Output all records precisely as written.
** start of Available records **
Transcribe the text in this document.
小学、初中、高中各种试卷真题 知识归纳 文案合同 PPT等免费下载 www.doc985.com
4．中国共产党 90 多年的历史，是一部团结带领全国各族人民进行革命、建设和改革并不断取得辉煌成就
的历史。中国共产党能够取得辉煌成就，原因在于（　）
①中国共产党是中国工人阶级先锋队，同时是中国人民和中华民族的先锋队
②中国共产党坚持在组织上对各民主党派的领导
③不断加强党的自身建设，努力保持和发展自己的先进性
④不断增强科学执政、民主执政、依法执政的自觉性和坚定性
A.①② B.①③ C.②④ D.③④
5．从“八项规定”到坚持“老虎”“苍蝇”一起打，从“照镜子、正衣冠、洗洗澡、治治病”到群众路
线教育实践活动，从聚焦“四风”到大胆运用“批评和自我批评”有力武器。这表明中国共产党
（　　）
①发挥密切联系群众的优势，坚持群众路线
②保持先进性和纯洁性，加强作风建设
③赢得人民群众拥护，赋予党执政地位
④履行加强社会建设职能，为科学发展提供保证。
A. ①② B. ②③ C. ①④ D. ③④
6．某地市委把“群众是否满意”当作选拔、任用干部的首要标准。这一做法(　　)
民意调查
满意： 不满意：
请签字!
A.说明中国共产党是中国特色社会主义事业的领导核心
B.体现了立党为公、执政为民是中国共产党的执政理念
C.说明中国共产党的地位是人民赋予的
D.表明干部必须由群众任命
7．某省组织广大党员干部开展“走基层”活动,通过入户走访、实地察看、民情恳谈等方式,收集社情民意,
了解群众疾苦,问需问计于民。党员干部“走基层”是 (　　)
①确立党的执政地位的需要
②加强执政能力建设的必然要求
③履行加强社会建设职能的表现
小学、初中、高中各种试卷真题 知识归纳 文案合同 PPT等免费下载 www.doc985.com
** end of Available records **
# Result for this exercise
Transcribe the text in this document.
小学、初中、高中各种试卷真题 知识归纳 文案合同 PPT等免费下载 www.doc985.com
4．中国共产党 90 多年的历史，是一部团结带领全国各族人民进行革命、建设和改革并不断取得辉煌成就
的历史。中国共产党能够取得辉煌成就，原因在于（　）
①中国共产党是中国工人阶级先锋队，同时是中国人民和中华民族的先锋队
②中国共产党坚持在组织上对各民主党派的领导
③不断加强党的自身建设，努力保持和发展自己的先进性
④不断增强科学执政、民主执政、依法执政的自觉性和坚定性
A.①② B.①③ C.②④ D.③④
5．从“八项规定”到坚持“老虎”“苍蝇”一起打，从“照镜子、正衣冠、洗洗澡、治治病”到群众路
线教育实践活动，从聚焦“四风”到大胆运用“批评和自我批评”有力武器。这表明中国共产党
（　　）
①发挥密切联系群众的优势，坚持群众路线
②保持先进性和纯洁性，加强作风建设
③赢得人民群众拥护，赋予党执政地位
④履行加强社会建设职能，为科学发展提供保证。
A. ①② B. ②③ C. ①④ D. ③④
6．某地市委把“群众是否满意”当作选拔、任用干部的首要标准。这一做法(　　)
民意调查
满意： 不满意：
请签字!
A.说明中国共产党是中国特色社会主义事业的领导核心
B.体现了立党为公、执政为民是中国共产党的执政理念
C.说明中国共产党的地位是人民赋予的
D.表明干部必须由群众任命
7．某省组织广大党员干部开展“走基层”活动,通过入户走访、实地察看、民情恳谈等方式,收集社情民意,
了解群众疾苦,问需问计于民。党员干部“走基层”是 (　　)
①确立党的执政地位的需要
②加强执政能力建设的必然要求
③履行加强社会建设职能的表现
小学、初中、高中各种试卷真题 知识归纳 文案合同 PPT等免费下载 www.doc985.com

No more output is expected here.